_Stated exercise_. Identify each line containing the word "Indonesia" and copy it.

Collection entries
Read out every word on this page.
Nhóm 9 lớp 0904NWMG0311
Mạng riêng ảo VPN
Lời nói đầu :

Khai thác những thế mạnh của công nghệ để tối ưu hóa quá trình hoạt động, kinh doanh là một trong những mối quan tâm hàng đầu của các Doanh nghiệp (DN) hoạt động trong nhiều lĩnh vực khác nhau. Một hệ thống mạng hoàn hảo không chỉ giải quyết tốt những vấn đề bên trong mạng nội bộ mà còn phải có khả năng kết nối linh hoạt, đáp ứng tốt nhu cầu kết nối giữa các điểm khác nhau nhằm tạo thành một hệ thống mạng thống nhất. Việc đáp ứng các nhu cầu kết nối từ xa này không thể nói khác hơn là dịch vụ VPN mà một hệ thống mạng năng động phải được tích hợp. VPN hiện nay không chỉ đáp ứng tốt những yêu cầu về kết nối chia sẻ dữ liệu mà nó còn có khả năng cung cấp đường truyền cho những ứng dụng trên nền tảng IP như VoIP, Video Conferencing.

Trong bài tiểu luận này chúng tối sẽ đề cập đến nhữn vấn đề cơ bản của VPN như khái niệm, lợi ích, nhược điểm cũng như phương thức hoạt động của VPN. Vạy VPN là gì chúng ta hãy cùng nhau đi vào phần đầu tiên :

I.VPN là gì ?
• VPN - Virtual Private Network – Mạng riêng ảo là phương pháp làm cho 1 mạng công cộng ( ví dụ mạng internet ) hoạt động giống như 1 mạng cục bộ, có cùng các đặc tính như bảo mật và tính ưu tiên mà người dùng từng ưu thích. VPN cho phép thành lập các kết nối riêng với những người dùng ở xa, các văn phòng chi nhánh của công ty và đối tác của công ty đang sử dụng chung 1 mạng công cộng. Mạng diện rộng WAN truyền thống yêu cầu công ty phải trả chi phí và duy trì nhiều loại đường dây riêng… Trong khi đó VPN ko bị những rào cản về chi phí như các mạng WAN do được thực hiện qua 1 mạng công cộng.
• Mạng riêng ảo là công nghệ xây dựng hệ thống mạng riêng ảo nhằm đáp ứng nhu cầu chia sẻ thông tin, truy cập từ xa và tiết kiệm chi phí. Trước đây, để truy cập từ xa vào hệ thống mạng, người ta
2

...

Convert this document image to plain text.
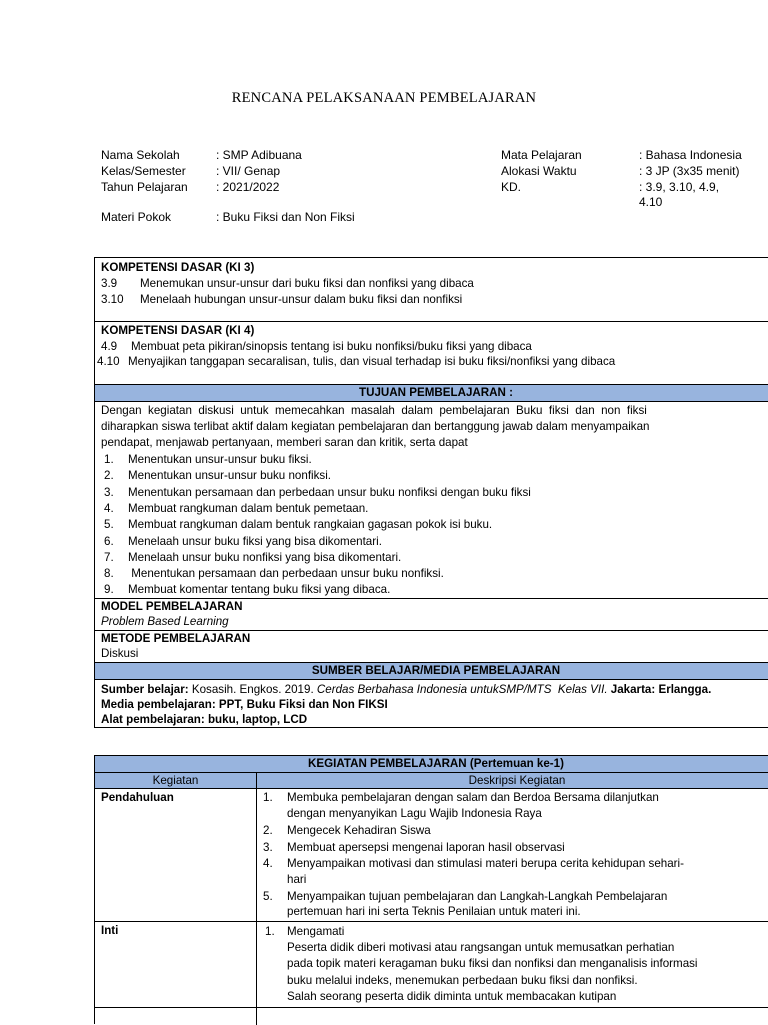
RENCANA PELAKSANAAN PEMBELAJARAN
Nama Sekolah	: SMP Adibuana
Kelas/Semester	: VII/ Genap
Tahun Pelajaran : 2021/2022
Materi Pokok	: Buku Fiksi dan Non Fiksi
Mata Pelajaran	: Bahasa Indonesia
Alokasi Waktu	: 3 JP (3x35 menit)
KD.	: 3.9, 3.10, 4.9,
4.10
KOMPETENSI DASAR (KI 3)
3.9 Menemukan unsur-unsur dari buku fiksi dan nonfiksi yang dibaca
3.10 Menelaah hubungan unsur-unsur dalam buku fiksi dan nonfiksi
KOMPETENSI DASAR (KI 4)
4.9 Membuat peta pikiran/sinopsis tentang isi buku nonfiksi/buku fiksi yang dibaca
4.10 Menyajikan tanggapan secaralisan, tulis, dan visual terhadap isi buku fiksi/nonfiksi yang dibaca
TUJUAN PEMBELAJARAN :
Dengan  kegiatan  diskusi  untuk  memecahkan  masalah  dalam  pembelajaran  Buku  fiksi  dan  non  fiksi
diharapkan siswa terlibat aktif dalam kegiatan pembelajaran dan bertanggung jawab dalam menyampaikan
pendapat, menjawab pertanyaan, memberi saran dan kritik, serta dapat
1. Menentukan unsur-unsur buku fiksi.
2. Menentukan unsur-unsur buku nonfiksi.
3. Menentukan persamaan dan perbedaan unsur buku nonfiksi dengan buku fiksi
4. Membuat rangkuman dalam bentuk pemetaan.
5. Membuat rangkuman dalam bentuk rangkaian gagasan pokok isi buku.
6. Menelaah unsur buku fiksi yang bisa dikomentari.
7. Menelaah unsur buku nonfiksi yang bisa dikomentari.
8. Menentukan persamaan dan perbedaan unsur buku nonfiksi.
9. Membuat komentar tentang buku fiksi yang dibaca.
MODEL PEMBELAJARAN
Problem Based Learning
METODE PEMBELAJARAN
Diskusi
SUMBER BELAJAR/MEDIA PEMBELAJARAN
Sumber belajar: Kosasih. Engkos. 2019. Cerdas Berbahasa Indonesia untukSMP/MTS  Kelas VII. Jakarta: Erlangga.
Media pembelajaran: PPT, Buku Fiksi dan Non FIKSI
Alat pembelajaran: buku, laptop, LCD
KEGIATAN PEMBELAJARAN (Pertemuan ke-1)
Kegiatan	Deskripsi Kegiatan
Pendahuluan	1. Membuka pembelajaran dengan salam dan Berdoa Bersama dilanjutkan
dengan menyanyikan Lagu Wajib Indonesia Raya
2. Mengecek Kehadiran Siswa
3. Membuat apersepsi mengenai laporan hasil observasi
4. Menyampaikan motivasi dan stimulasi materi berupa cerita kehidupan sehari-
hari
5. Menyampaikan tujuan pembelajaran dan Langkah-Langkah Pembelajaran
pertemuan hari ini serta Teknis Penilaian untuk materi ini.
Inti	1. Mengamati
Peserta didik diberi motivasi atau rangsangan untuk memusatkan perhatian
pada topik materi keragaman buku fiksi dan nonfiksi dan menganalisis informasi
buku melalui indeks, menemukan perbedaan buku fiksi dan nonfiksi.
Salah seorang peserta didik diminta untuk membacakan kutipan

...

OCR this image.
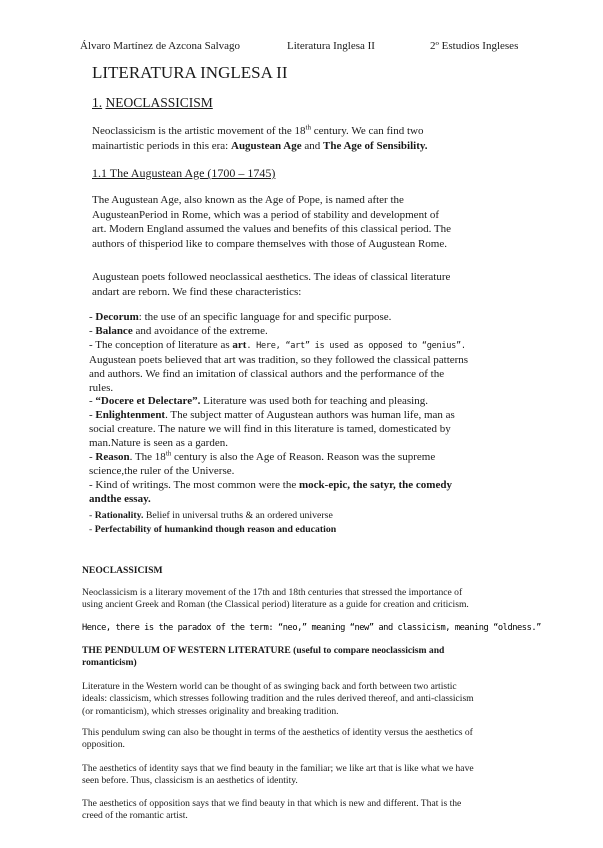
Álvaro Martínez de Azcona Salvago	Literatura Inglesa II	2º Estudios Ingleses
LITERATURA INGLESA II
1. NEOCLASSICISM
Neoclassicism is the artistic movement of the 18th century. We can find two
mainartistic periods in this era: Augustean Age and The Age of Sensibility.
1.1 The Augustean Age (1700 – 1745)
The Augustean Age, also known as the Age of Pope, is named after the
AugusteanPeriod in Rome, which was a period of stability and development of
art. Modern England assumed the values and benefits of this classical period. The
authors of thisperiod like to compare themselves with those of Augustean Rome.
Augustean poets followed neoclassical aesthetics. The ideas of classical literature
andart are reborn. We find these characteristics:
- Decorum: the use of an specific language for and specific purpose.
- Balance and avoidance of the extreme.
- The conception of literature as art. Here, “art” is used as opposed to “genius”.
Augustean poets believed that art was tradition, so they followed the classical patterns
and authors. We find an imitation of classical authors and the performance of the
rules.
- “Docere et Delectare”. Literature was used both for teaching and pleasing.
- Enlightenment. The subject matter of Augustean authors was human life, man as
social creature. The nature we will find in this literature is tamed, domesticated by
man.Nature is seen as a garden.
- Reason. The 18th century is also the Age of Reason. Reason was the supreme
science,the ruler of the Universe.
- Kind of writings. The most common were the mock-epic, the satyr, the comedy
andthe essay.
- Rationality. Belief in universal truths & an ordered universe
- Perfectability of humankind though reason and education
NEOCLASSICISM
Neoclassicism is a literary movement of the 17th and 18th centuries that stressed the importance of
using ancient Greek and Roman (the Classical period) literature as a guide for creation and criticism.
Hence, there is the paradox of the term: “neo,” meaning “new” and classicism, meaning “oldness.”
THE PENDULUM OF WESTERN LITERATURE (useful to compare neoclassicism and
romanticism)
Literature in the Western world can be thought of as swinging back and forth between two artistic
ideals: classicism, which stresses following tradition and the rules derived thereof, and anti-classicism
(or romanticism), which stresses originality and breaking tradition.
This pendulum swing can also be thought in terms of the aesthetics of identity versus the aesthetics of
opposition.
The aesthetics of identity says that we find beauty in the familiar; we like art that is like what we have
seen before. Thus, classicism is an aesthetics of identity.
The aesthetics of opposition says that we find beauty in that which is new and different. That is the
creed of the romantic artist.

_Result for this exercise_.
Mata Pelajaran	: Bahasa Indonesia
Sumber belajar: Kosasih. Engkos. 2019. Cerdas Berbahasa Indonesia untukSMP/MTS  Kelas VII. Jakarta: Erlangga.
dengan menyanyikan Lagu Wajib Indonesia Raya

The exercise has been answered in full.